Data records
** Begin **

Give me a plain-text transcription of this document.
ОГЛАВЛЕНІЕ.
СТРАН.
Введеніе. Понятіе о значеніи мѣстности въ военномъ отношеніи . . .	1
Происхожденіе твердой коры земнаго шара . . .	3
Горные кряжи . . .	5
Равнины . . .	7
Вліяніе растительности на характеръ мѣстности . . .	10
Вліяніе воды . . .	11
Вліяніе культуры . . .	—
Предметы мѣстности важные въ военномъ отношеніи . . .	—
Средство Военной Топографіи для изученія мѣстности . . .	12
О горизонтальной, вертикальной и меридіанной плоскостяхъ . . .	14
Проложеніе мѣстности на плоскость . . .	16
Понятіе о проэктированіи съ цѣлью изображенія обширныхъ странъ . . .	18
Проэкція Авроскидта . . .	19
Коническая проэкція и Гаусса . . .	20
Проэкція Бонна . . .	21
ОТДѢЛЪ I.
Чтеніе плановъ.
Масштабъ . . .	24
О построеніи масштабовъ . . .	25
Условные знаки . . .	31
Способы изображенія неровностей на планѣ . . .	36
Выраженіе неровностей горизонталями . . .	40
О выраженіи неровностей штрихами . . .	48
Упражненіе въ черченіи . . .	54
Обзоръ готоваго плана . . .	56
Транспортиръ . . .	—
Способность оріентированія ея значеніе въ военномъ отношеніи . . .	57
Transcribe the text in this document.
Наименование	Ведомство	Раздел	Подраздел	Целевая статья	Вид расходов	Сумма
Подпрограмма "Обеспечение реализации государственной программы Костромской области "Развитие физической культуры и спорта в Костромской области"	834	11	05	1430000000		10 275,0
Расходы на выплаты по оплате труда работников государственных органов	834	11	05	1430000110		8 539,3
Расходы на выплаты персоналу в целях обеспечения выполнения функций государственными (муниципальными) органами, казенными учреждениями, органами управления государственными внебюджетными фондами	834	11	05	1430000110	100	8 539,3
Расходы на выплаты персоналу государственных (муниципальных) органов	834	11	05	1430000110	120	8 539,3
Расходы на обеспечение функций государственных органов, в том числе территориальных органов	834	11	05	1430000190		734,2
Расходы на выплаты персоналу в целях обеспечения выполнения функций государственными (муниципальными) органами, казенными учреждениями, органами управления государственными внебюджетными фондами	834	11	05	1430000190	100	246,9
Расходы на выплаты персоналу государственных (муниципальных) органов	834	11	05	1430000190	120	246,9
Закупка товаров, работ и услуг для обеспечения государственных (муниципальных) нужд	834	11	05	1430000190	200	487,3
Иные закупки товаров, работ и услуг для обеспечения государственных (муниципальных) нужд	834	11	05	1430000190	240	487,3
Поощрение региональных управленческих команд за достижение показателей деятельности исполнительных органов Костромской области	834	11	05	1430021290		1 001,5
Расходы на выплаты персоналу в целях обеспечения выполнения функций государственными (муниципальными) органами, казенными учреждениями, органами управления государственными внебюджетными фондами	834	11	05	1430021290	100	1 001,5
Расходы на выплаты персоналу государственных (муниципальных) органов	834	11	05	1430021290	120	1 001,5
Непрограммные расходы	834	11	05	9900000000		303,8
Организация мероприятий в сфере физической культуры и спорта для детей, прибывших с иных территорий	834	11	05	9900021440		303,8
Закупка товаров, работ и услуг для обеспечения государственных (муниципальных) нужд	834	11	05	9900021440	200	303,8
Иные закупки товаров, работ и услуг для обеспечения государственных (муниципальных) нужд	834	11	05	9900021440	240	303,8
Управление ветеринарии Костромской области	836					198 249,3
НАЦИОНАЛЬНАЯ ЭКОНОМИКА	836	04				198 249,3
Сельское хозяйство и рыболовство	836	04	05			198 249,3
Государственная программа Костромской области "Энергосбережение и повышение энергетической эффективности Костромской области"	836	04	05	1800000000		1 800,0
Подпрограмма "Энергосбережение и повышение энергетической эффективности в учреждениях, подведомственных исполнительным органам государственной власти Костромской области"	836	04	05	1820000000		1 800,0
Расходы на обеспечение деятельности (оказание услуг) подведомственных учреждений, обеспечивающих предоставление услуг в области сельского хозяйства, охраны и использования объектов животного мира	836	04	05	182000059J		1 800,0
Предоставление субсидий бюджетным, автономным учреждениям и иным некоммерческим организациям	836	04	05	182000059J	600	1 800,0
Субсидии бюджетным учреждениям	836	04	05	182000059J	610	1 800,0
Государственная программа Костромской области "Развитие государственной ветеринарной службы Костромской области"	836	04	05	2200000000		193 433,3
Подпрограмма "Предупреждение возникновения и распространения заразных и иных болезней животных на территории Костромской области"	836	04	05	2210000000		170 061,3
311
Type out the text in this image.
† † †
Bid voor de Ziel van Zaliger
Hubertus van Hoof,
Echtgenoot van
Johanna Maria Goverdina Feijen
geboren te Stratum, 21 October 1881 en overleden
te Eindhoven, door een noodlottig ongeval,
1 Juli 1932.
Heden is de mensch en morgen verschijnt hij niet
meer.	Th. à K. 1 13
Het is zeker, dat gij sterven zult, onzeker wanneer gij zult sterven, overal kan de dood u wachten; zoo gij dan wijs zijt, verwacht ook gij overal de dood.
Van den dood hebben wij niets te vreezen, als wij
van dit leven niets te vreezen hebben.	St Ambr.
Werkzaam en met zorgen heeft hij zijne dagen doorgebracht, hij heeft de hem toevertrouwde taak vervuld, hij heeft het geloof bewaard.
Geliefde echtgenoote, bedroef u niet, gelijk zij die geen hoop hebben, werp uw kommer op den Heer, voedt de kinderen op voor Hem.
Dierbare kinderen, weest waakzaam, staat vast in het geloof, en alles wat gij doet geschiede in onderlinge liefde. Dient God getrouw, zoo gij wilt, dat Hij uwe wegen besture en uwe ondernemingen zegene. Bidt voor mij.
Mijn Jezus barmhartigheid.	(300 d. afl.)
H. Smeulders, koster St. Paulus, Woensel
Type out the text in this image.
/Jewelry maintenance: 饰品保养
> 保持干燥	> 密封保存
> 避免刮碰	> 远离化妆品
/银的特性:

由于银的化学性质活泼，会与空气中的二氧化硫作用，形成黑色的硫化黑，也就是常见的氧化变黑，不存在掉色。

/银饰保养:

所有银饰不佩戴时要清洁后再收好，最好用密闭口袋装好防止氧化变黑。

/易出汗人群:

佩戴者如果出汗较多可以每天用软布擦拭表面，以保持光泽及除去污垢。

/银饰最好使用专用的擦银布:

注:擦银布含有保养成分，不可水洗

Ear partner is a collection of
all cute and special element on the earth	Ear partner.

** End **

- _What is needed_: Go through the material above and count the lines that contain "учреждениями"; give that number alone.

- _Output below_: 3